─── Task data ───
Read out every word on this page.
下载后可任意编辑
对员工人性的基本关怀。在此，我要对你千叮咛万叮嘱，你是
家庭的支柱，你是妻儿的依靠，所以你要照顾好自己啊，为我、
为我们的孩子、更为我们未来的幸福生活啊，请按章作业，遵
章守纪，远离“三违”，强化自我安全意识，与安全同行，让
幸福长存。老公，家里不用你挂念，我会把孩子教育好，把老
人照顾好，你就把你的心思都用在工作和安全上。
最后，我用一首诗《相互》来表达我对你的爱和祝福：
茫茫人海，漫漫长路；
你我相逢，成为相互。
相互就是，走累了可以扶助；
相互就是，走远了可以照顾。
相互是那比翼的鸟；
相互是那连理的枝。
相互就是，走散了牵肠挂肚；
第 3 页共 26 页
───
--- Your goal ---
Return all the lines that contain the string "相互就是".

--- Worked answer ---
相互就是，走累了可以扶助；
相互就是，走远了可以照顾。
相互就是，走散了牵肠挂肚；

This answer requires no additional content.